> [Exercise goal]
Will you extract the entries word for word? Images should not appear in the copy.

(Extracted data entries)
------------------------------

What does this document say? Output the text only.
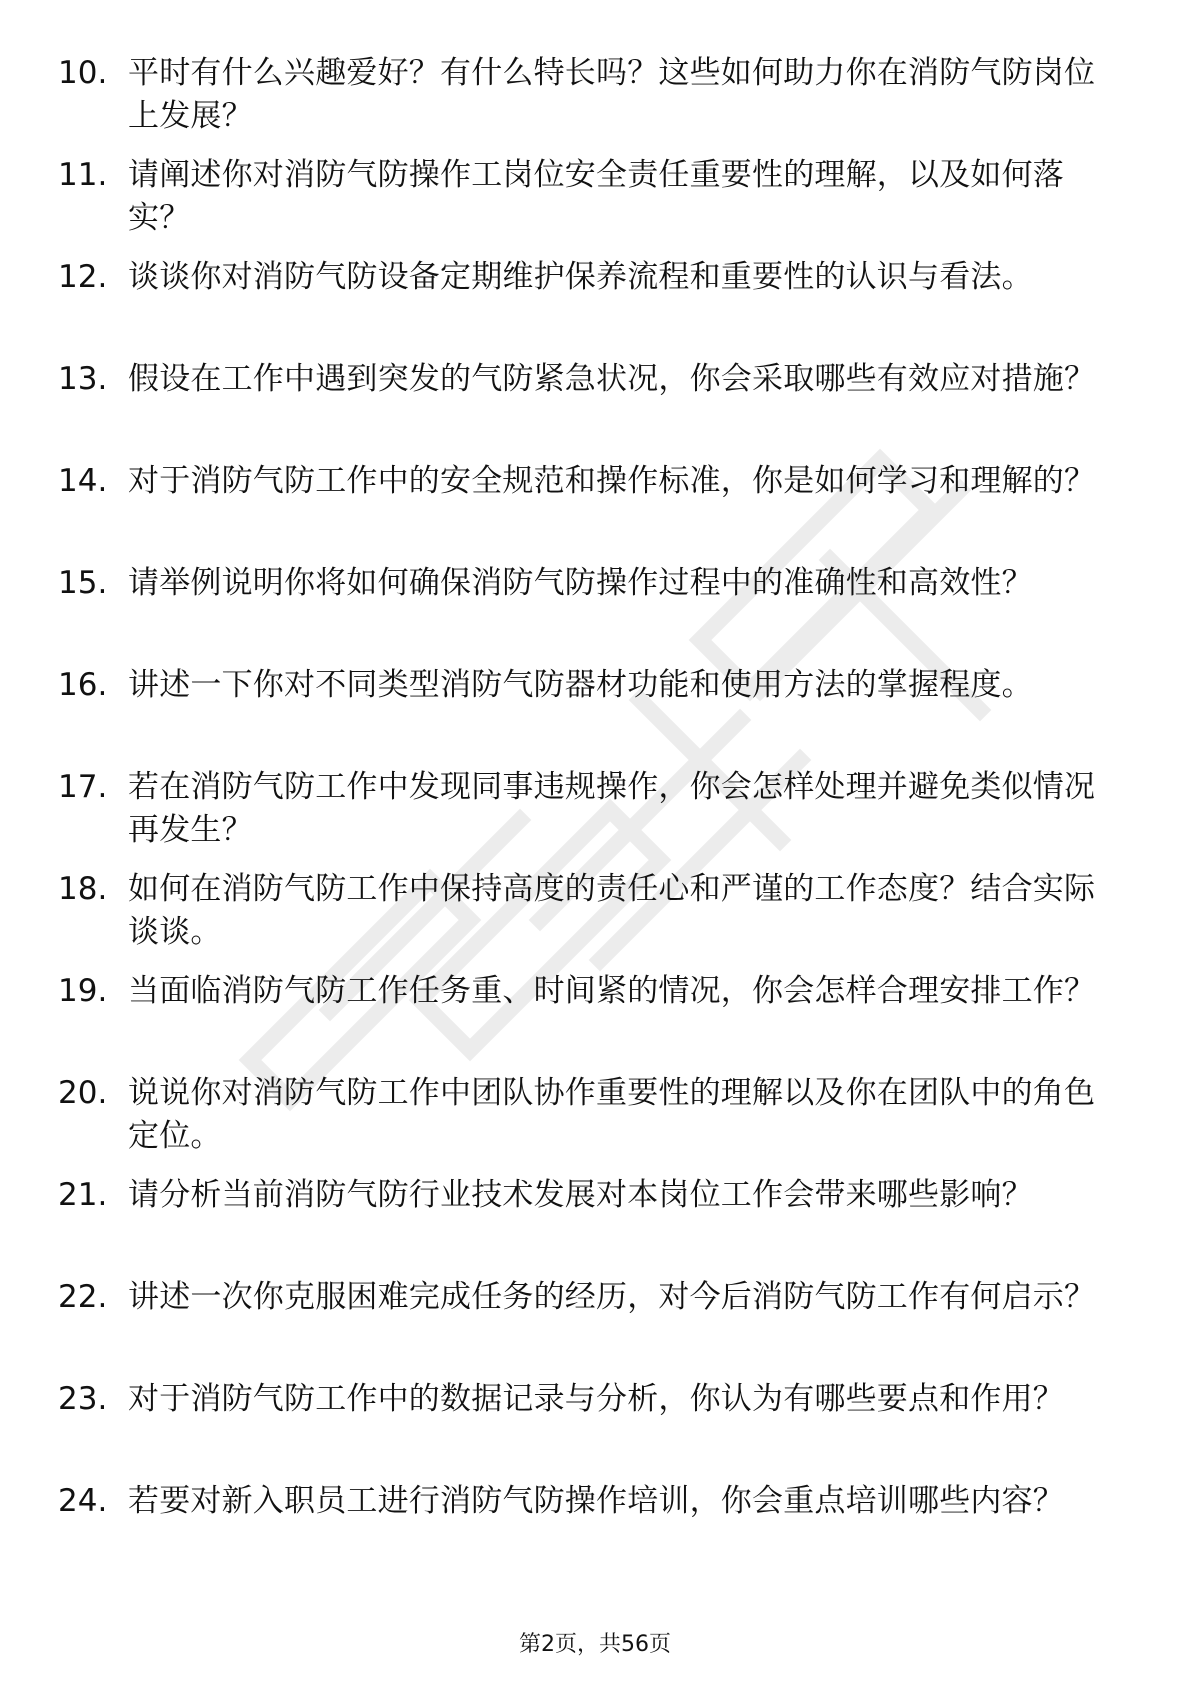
10. 平时有什么兴趣爱好？有什么特长吗？这些如何助力你在消防气防岗位上发展？
11. 请阐述你对消防气防操作工岗位安全责任重要性的理解，以及如何落实？
12. 谈谈你对消防气防设备定期维护保养流程和重要性的认识与看法。
13. 假设在工作中遇到突发的气防紧急状况，你会采取哪些有效应对措施？
14. 对于消防气防工作中的安全规范和操作标准，你是如何学习和理解的？
15. 请举例说明你将如何确保消防气防操作过程中的准确性和高效性？
16. 讲述一下你对不同类型消防气防器材功能和使用方法的掌握程度。
17. 若在消防气防工作中发现同事违规操作，你会怎样处理并避免类似情况再发生？
18. 如何在消防气防工作中保持高度的责任心和严谨的工作态度？结合实际谈谈。
19. 当面临消防气防工作任务重、时间紧的情况，你会怎样合理安排工作？
20. 说说你对消防气防工作中团队协作重要性的理解以及你在团队中的角色定位。
21. 请分析当前消防气防行业技术发展对本岗位工作会带来哪些影响？
22. 讲述一次你克服困难完成任务的经历，对今后消防气防工作有何启示？
23. 对于消防气防工作中的数据记录与分析，你认为有哪些要点和作用？
24. 若要对新入职员工进行消防气防操作培训，你会重点培训哪些内容？
第2页，共56页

------------------------------

> [Exercise output]
What does this document say? Output the text only.
10. 平时有什么兴趣爱好？有什么特长吗？这些如何助力你在消防气防岗位上发展？
11. 请阐述你对消防气防操作工岗位安全责任重要性的理解，以及如何落实？
12. 谈谈你对消防气防设备定期维护保养流程和重要性的认识与看法。
13. 假设在工作中遇到突发的气防紧急状况，你会采取哪些有效应对措施？
14. 对于消防气防工作中的安全规范和操作标准，你是如何学习和理解的？
15. 请举例说明你将如何确保消防气防操作过程中的准确性和高效性？
16. 讲述一下你对不同类型消防气防器材功能和使用方法的掌握程度。
17. 若在消防气防工作中发现同事违规操作，你会怎样处理并避免类似情况再发生？
18. 如何在消防气防工作中保持高度的责任心和严谨的工作态度？结合实际谈谈。
19. 当面临消防气防工作任务重、时间紧的情况，你会怎样合理安排工作？
20. 说说你对消防气防工作中团队协作重要性的理解以及你在团队中的角色定位。
21. 请分析当前消防气防行业技术发展对本岗位工作会带来哪些影响？
22. 讲述一次你克服困难完成任务的经历，对今后消防气防工作有何启示？
23. 对于消防气防工作中的数据记录与分析，你认为有哪些要点和作用？
24. 若要对新入职员工进行消防气防操作培训，你会重点培训哪些内容？
第2页，共56页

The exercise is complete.